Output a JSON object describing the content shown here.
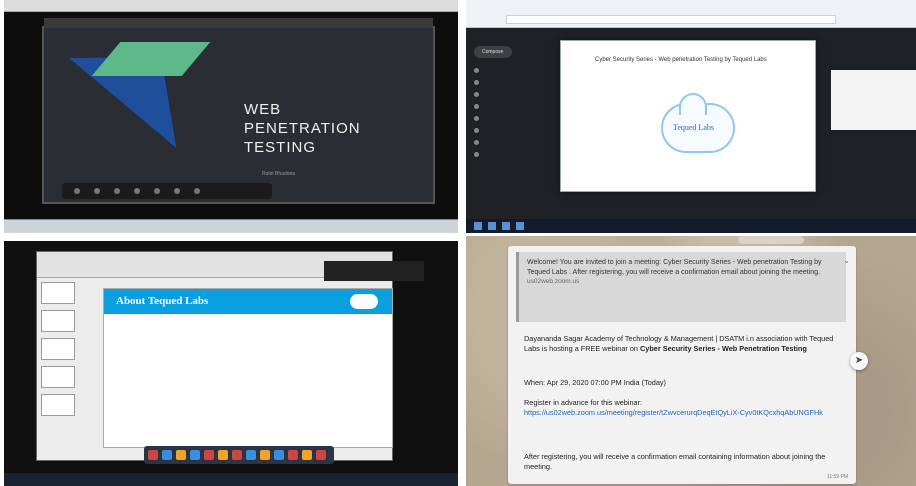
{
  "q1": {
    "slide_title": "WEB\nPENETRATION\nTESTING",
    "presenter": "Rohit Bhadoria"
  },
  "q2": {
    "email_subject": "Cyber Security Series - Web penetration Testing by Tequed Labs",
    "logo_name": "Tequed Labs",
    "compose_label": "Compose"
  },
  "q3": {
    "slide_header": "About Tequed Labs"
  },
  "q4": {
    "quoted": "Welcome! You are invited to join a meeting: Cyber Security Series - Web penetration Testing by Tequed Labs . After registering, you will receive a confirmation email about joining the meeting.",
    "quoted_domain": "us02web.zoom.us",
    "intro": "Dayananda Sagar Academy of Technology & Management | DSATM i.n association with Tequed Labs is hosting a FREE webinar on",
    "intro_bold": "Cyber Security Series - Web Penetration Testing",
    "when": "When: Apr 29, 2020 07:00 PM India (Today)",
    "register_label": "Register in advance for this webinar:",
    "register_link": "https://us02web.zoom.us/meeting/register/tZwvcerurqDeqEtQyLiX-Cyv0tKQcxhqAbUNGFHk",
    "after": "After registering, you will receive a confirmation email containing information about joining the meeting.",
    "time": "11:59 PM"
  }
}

---

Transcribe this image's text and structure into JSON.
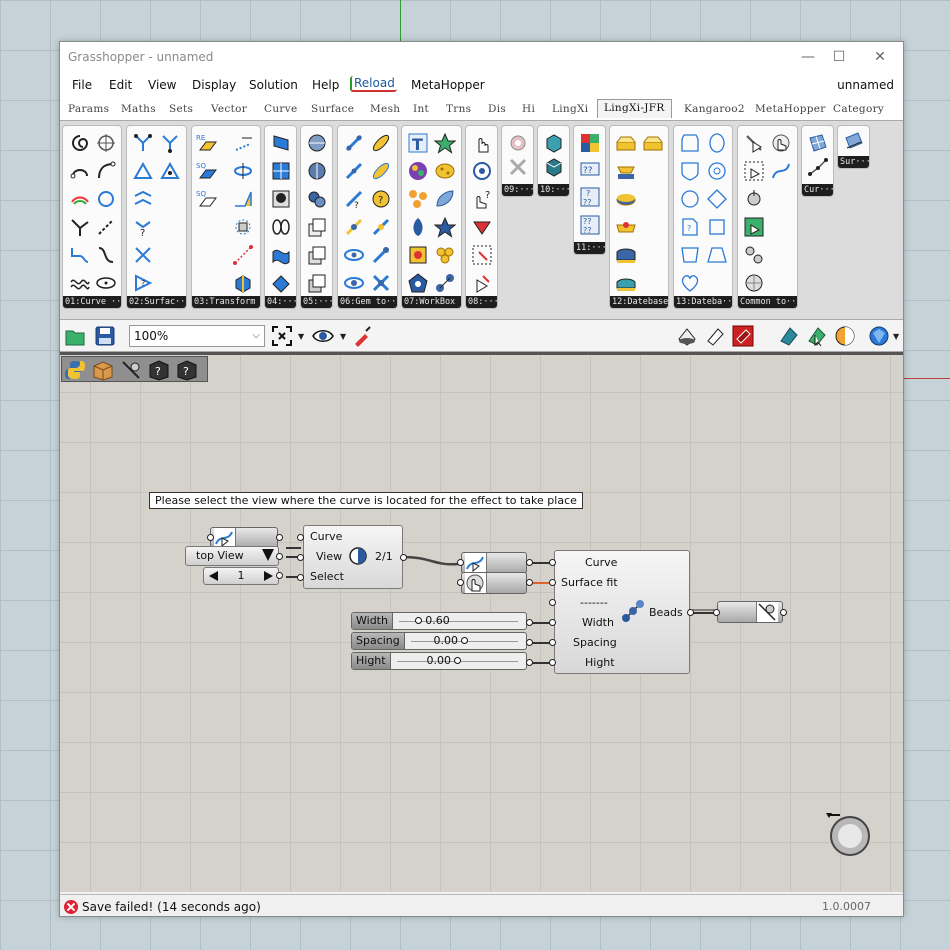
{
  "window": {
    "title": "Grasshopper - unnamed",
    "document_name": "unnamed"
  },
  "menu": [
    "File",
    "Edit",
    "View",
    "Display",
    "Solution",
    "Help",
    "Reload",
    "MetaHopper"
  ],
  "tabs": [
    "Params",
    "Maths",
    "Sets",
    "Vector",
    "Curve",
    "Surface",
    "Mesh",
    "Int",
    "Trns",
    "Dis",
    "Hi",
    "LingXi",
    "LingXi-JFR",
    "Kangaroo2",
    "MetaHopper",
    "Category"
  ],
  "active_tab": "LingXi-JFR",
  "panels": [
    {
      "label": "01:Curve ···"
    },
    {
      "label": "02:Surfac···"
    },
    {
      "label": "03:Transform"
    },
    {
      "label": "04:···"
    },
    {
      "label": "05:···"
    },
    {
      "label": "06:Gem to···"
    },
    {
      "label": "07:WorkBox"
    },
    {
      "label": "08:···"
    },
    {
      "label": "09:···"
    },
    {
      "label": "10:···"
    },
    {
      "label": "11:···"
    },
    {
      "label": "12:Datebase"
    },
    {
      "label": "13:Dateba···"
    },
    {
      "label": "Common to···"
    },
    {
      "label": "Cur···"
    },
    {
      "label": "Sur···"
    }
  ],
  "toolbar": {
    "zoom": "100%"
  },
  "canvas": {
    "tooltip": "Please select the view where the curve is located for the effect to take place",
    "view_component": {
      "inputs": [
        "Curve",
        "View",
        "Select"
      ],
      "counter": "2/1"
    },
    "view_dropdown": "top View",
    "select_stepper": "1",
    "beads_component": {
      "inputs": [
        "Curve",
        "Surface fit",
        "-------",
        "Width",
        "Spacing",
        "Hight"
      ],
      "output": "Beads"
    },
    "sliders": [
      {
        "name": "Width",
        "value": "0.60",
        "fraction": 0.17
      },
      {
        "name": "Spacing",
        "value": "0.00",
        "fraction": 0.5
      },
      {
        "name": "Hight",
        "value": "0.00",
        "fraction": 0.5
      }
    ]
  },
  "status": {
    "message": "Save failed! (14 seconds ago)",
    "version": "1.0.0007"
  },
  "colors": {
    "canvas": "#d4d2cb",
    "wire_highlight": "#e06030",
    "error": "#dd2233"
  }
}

* * *

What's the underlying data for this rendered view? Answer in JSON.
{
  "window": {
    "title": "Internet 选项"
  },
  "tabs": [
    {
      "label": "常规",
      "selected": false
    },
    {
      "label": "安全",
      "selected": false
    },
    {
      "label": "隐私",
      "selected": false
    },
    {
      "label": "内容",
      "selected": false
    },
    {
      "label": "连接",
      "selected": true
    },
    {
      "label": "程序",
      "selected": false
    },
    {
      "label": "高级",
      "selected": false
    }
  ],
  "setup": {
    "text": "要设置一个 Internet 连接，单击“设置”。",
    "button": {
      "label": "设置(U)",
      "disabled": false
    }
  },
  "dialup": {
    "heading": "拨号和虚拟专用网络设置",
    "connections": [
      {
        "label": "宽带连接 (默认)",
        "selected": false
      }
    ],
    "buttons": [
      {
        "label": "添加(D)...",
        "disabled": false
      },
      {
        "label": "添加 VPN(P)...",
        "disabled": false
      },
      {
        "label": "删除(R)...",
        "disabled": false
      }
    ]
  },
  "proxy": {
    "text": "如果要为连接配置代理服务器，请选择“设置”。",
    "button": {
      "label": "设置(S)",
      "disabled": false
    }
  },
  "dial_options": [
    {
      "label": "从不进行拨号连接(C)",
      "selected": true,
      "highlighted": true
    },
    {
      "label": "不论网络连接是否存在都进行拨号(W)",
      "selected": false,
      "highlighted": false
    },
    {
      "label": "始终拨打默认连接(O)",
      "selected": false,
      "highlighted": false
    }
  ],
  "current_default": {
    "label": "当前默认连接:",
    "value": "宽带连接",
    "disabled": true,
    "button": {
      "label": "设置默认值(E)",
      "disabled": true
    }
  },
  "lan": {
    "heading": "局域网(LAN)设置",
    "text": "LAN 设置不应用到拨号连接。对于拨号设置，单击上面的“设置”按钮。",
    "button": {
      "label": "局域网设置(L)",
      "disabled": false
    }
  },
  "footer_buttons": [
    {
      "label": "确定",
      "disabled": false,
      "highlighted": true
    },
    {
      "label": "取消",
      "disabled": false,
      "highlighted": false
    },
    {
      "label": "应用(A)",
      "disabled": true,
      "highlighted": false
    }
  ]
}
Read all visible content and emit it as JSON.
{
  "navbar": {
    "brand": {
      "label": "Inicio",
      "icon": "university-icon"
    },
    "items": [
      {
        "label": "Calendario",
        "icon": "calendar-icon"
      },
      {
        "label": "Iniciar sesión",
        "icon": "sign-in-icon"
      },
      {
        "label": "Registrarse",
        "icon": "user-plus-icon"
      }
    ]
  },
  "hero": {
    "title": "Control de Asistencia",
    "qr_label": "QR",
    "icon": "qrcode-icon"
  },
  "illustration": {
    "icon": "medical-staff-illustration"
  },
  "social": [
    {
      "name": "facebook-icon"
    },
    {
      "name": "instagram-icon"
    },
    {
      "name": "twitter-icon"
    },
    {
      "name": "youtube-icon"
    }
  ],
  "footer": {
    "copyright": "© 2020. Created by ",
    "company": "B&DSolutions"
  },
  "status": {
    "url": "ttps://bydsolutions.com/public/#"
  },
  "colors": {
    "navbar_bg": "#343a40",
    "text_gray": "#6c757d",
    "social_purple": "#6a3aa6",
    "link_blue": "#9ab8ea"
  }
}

Given request ::
Pick out the lines that have the word "webinar". Copy them all.

Exercise solution ::
    "intro": "Dayananda Sagar Academy of Technology & Management | DSATM i.n association with Tequed Labs is hosting a FREE webinar on",
    "register_label": "Register in advance for this webinar:",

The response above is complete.